━━━━━ Input ━━━━━

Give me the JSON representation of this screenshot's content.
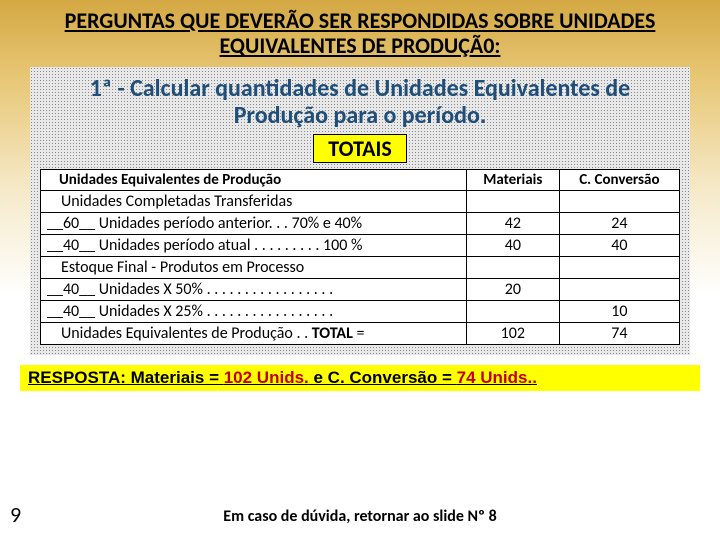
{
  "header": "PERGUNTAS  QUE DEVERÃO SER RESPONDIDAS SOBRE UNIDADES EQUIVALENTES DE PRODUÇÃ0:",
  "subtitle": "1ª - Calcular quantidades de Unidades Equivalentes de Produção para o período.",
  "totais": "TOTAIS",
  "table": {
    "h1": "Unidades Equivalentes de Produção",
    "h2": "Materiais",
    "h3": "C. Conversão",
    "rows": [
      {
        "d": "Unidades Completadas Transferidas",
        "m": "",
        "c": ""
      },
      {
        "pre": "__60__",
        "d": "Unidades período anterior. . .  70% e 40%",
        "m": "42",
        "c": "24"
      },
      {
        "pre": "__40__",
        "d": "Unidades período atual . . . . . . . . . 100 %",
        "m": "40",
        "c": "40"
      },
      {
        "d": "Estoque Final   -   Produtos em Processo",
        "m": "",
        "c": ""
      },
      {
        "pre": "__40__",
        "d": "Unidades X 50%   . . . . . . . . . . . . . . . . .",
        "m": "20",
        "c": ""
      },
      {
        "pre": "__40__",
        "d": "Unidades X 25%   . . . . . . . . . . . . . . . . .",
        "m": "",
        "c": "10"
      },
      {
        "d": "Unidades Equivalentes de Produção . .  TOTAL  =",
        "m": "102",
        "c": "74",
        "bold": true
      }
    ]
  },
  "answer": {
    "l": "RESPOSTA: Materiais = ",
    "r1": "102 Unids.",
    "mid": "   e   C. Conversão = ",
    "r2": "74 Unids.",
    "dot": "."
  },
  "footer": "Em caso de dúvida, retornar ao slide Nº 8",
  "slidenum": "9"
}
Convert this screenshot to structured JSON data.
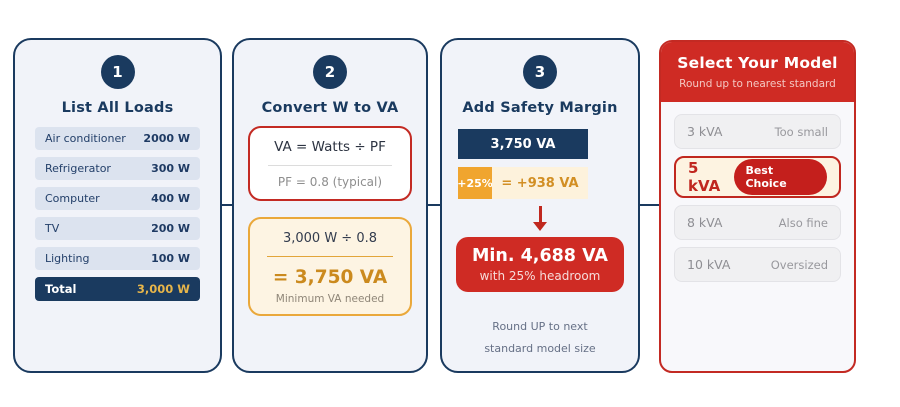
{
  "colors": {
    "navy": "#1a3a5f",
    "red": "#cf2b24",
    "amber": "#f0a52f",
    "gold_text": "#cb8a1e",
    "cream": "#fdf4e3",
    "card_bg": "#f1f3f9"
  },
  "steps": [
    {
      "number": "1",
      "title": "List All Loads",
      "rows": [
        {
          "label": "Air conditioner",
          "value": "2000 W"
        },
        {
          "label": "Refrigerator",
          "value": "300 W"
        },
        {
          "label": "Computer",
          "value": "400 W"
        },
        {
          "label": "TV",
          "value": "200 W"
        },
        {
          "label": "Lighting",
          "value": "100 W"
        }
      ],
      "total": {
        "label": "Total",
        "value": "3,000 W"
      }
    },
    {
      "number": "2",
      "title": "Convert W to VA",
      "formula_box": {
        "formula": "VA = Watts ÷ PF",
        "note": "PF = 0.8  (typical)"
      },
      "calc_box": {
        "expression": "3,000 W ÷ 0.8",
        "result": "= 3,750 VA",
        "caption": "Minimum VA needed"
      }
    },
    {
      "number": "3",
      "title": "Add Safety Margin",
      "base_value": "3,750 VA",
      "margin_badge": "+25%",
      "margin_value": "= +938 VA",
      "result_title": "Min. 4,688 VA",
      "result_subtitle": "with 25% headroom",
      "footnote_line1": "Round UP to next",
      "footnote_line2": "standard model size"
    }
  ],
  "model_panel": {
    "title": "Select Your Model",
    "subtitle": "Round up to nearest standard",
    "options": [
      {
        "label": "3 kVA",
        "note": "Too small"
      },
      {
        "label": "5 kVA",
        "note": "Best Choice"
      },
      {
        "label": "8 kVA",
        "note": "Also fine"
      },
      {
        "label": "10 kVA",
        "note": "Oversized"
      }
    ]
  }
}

━━━━━

Give again exactly the lines from the one holding "Convert this screenshot" to the final line of the records, both ends included; any pictures stay out.

Convert this screenshot to structured JSON data.
{
  "colors": {
    "navy": "#1a3a5f",
    "red": "#cf2b24",
    "amber": "#f0a52f",
    "gold_text": "#cb8a1e",
    "cream": "#fdf4e3",
    "card_bg": "#f1f3f9"
  },
  "steps": [
    {
      "number": "1",
      "title": "List All Loads",
      "rows": [
        {
          "label": "Air conditioner",
          "value": "2000 W"
        },
        {
          "label": "Refrigerator",
          "value": "300 W"
        },
        {
          "label": "Computer",
          "value": "400 W"
        },
        {
          "label": "TV",
          "value": "200 W"
        },
        {
          "label": "Lighting",
          "value": "100 W"
        }
      ],
      "total": {
        "label": "Total",
        "value": "3,000 W"
      }
    },
    {
      "number": "2",
      "title": "Convert W to VA",
      "formula_box": {
        "formula": "VA = Watts ÷ PF",
        "note": "PF = 0.8  (typical)"
      },
      "calc_box": {
        "expression": "3,000 W ÷ 0.8",
        "result": "= 3,750 VA",
        "caption": "Minimum VA needed"
      }
    },
    {
      "number": "3",
      "title": "Add Safety Margin",
      "base_value": "3,750 VA",
      "margin_badge": "+25%",
      "margin_value": "= +938 VA",
      "result_title": "Min. 4,688 VA",
      "result_subtitle": "with 25% headroom",
      "footnote_line1": "Round UP to next",
      "footnote_line2": "standard model size"
    }
  ],
  "model_panel": {
    "title": "Select Your Model",
    "subtitle": "Round up to nearest standard",
    "options": [
      {
        "label": "3 kVA",
        "note": "Too small"
      },
      {
        "label": "5 kVA",
        "note": "Best Choice"
      },
      {
        "label": "8 kVA",
        "note": "Also fine"
      },
      {
        "label": "10 kVA",
        "note": "Oversized"
      }
    ]
  }
}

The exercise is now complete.